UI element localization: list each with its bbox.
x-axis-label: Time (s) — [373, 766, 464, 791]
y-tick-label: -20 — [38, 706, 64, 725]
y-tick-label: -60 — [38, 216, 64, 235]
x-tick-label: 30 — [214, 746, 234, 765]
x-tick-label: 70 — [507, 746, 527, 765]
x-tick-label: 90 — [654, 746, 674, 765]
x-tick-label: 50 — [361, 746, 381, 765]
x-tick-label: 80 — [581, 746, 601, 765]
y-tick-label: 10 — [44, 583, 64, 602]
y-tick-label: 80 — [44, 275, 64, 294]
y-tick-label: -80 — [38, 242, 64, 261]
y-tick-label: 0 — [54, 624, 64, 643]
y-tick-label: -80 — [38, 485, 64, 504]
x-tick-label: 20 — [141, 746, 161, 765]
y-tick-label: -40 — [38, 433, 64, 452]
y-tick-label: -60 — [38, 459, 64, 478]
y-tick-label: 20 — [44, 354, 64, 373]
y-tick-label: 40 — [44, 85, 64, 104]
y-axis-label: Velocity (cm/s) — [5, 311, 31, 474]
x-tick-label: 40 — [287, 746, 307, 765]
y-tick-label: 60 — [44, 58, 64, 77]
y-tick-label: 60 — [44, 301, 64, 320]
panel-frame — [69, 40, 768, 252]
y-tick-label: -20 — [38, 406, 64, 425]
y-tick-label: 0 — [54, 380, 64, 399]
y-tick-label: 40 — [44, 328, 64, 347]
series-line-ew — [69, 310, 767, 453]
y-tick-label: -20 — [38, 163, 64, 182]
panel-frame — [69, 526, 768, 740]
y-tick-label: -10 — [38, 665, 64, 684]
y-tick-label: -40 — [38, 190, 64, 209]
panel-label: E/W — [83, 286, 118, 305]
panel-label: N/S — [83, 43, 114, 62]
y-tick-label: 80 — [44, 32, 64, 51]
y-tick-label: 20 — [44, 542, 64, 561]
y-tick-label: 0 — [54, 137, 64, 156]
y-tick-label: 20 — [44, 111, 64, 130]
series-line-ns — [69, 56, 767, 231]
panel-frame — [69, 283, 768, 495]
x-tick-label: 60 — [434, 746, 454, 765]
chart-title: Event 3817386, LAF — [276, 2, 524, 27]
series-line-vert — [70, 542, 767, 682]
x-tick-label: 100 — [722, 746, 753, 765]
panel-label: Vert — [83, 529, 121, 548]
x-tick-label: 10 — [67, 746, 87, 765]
========================================
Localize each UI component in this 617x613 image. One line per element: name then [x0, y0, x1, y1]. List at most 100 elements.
========================================
[What you have to do]: Copy the entries word for word, from the line containing "UI element localization: list" through the line containing "y-tick-label: -80 — [38, 242, 64, 261]", including both of those lines.

[Answer to this task]:
UI element localization: list each with its bbox.
x-axis-label: Time (s) — [373, 766, 464, 791]
y-tick-label: -20 — [38, 706, 64, 725]
y-tick-label: -60 — [38, 216, 64, 235]
x-tick-label: 30 — [214, 746, 234, 765]
x-tick-label: 70 — [507, 746, 527, 765]
x-tick-label: 90 — [654, 746, 674, 765]
x-tick-label: 50 — [361, 746, 381, 765]
x-tick-label: 80 — [581, 746, 601, 765]
y-tick-label: 10 — [44, 583, 64, 602]
y-tick-label: 80 — [44, 275, 64, 294]
y-tick-label: -80 — [38, 242, 64, 261]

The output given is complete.